- [Prompt] Reply with the data below, repeated exactly in full.
START Input material
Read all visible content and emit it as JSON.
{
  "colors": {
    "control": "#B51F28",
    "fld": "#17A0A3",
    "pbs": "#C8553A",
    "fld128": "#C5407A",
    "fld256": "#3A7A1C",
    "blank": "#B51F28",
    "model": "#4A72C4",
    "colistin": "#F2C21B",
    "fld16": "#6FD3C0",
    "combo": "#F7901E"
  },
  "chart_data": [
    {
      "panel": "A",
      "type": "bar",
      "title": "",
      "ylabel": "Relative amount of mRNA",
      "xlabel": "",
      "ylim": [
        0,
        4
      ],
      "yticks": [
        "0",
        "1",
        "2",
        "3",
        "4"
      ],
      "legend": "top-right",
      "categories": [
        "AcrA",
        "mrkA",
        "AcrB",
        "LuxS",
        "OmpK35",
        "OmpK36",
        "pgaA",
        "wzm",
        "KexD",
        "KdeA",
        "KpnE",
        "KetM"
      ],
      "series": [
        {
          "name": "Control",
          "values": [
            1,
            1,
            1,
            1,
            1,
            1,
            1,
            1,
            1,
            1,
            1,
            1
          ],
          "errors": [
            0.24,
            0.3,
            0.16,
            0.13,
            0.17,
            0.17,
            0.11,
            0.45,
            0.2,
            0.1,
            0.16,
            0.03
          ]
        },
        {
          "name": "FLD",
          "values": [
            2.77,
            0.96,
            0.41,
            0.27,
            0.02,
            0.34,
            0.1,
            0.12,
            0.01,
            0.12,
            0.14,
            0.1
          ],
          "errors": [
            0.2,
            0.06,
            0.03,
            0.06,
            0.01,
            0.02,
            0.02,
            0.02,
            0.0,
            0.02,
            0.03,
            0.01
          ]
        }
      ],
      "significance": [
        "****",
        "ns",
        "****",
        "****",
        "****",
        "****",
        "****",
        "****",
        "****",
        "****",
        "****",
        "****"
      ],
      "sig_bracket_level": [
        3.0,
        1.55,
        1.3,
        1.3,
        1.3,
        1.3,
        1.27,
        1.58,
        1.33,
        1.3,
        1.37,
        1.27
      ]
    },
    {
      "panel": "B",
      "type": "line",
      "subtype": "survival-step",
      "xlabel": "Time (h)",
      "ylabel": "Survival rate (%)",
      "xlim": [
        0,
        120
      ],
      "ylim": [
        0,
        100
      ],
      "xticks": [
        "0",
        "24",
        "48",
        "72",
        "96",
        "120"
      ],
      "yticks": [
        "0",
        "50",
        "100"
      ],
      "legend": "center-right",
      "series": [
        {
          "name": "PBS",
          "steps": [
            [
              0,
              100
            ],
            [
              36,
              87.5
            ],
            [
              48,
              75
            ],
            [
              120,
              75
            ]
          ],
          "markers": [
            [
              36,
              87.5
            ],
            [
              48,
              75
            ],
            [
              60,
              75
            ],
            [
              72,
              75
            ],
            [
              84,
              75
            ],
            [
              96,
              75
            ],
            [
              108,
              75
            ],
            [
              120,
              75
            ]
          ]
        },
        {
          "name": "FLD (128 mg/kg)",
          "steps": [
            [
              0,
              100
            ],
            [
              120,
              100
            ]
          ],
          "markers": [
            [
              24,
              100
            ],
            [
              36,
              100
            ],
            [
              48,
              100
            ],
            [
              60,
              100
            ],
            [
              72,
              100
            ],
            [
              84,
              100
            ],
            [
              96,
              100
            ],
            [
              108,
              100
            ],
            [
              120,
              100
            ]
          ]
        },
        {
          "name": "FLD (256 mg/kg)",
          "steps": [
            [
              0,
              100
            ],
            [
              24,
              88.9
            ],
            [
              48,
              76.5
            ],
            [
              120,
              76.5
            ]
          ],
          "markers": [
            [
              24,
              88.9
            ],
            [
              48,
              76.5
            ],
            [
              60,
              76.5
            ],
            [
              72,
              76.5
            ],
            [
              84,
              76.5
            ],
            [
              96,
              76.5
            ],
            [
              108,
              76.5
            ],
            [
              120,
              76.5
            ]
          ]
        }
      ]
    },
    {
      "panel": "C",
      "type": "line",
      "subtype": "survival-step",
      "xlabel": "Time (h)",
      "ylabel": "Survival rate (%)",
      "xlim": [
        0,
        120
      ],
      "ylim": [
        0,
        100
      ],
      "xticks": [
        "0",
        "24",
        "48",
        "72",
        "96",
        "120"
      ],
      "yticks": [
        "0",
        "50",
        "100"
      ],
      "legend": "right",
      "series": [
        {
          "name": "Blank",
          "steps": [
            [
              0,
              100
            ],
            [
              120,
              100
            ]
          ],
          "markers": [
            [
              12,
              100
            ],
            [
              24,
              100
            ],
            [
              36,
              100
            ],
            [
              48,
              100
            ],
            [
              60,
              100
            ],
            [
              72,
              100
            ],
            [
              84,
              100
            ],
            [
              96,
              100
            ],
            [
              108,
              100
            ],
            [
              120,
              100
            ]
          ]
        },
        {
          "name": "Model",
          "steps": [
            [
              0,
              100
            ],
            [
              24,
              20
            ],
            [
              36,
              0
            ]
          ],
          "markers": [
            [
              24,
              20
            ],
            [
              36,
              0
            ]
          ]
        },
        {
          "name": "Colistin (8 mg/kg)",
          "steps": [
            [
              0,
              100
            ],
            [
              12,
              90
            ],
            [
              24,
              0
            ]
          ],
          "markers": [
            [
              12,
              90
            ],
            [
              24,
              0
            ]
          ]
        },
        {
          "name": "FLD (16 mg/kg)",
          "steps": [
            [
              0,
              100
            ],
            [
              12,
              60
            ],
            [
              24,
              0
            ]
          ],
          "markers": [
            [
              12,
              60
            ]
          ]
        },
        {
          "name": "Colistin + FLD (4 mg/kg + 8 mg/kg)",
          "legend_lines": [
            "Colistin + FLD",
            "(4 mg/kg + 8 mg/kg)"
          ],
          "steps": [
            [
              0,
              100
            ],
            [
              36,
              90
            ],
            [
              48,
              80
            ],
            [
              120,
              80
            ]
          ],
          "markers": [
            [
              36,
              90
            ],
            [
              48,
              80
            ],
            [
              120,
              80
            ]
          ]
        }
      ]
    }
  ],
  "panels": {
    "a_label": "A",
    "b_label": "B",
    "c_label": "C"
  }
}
END Input material
- [Expected answer]
Read all visible content and emit it as JSON.
{
  "colors": {
    "control": "#B51F28",
    "fld": "#17A0A3",
    "pbs": "#C8553A",
    "fld128": "#C5407A",
    "fld256": "#3A7A1C",
    "blank": "#B51F28",
    "model": "#4A72C4",
    "colistin": "#F2C21B",
    "fld16": "#6FD3C0",
    "combo": "#F7901E"
  },
  "chart_data": [
    {
      "panel": "A",
      "type": "bar",
      "title": "",
      "ylabel": "Relative amount of mRNA",
      "xlabel": "",
      "ylim": [
        0,
        4
      ],
      "yticks": [
        "0",
        "1",
        "2",
        "3",
        "4"
      ],
      "legend": "top-right",
      "categories": [
        "AcrA",
        "mrkA",
        "AcrB",
        "LuxS",
        "OmpK35",
        "OmpK36",
        "pgaA",
        "wzm",
        "KexD",
        "KdeA",
        "KpnE",
        "KetM"
      ],
      "series": [
        {
          "name": "Control",
          "values": [
            1,
            1,
            1,
            1,
            1,
            1,
            1,
            1,
            1,
            1,
            1,
            1
          ],
          "errors": [
            0.24,
            0.3,
            0.16,
            0.13,
            0.17,
            0.17,
            0.11,
            0.45,
            0.2,
            0.1,
            0.16,
            0.03
          ]
        },
        {
          "name": "FLD",
          "values": [
            2.77,
            0.96,
            0.41,
            0.27,
            0.02,
            0.34,
            0.1,
            0.12,
            0.01,
            0.12,
            0.14,
            0.1
          ],
          "errors": [
            0.2,
            0.06,
            0.03,
            0.06,
            0.01,
            0.02,
            0.02,
            0.02,
            0.0,
            0.02,
            0.03,
            0.01
          ]
        }
      ],
      "significance": [
        "****",
        "ns",
        "****",
        "****",
        "****",
        "****",
        "****",
        "****",
        "****",
        "****",
        "****",
        "****"
      ],
      "sig_bracket_level": [
        3.0,
        1.55,
        1.3,
        1.3,
        1.3,
        1.3,
        1.27,
        1.58,
        1.33,
        1.3,
        1.37,
        1.27
      ]
    },
    {
      "panel": "B",
      "type": "line",
      "subtype": "survival-step",
      "xlabel": "Time (h)",
      "ylabel": "Survival rate (%)",
      "xlim": [
        0,
        120
      ],
      "ylim": [
        0,
        100
      ],
      "xticks": [
        "0",
        "24",
        "48",
        "72",
        "96",
        "120"
      ],
      "yticks": [
        "0",
        "50",
        "100"
      ],
      "legend": "center-right",
      "series": [
        {
          "name": "PBS",
          "steps": [
            [
              0,
              100
            ],
            [
              36,
              87.5
            ],
            [
              48,
              75
            ],
            [
              120,
              75
            ]
          ],
          "markers": [
            [
              36,
              87.5
            ],
            [
              48,
              75
            ],
            [
              60,
              75
            ],
            [
              72,
              75
            ],
            [
              84,
              75
            ],
            [
              96,
              75
            ],
            [
              108,
              75
            ],
            [
              120,
              75
            ]
          ]
        },
        {
          "name": "FLD (128 mg/kg)",
          "steps": [
            [
              0,
              100
            ],
            [
              120,
              100
            ]
          ],
          "markers": [
            [
              24,
              100
            ],
            [
              36,
              100
            ],
            [
              48,
              100
            ],
            [
              60,
              100
            ],
            [
              72,
              100
            ],
            [
              84,
              100
            ],
            [
              96,
              100
            ],
            [
              108,
              100
            ],
            [
              120,
              100
            ]
          ]
        },
        {
          "name": "FLD (256 mg/kg)",
          "steps": [
            [
              0,
              100
            ],
            [
              24,
              88.9
            ],
            [
              48,
              76.5
            ],
            [
              120,
              76.5
            ]
          ],
          "markers": [
            [
              24,
              88.9
            ],
            [
              48,
              76.5
            ],
            [
              60,
              76.5
            ],
            [
              72,
              76.5
            ],
            [
              84,
              76.5
            ],
            [
              96,
              76.5
            ],
            [
              108,
              76.5
            ],
            [
              120,
              76.5
            ]
          ]
        }
      ]
    },
    {
      "panel": "C",
      "type": "line",
      "subtype": "survival-step",
      "xlabel": "Time (h)",
      "ylabel": "Survival rate (%)",
      "xlim": [
        0,
        120
      ],
      "ylim": [
        0,
        100
      ],
      "xticks": [
        "0",
        "24",
        "48",
        "72",
        "96",
        "120"
      ],
      "yticks": [
        "0",
        "50",
        "100"
      ],
      "legend": "right",
      "series": [
        {
          "name": "Blank",
          "steps": [
            [
              0,
              100
            ],
            [
              120,
              100
            ]
          ],
          "markers": [
            [
              12,
              100
            ],
            [
              24,
              100
            ],
            [
              36,
              100
            ],
            [
              48,
              100
            ],
            [
              60,
              100
            ],
            [
              72,
              100
            ],
            [
              84,
              100
            ],
            [
              96,
              100
            ],
            [
              108,
              100
            ],
            [
              120,
              100
            ]
          ]
        },
        {
          "name": "Model",
          "steps": [
            [
              0,
              100
            ],
            [
              24,
              20
            ],
            [
              36,
              0
            ]
          ],
          "markers": [
            [
              24,
              20
            ],
            [
              36,
              0
            ]
          ]
        },
        {
          "name": "Colistin (8 mg/kg)",
          "steps": [
            [
              0,
              100
            ],
            [
              12,
              90
            ],
            [
              24,
              0
            ]
          ],
          "markers": [
            [
              12,
              90
            ],
            [
              24,
              0
            ]
          ]
        },
        {
          "name": "FLD (16 mg/kg)",
          "steps": [
            [
              0,
              100
            ],
            [
              12,
              60
            ],
            [
              24,
              0
            ]
          ],
          "markers": [
            [
              12,
              60
            ]
          ]
        },
        {
          "name": "Colistin + FLD (4 mg/kg + 8 mg/kg)",
          "legend_lines": [
            "Colistin + FLD",
            "(4 mg/kg + 8 mg/kg)"
          ],
          "steps": [
            [
              0,
              100
            ],
            [
              36,
              90
            ],
            [
              48,
              80
            ],
            [
              120,
              80
            ]
          ],
          "markers": [
            [
              36,
              90
            ],
            [
              48,
              80
            ],
            [
              120,
              80
            ]
          ]
        }
      ]
    }
  ],
  "panels": {
    "a_label": "A",
    "b_label": "B",
    "c_label": "C"
  }
}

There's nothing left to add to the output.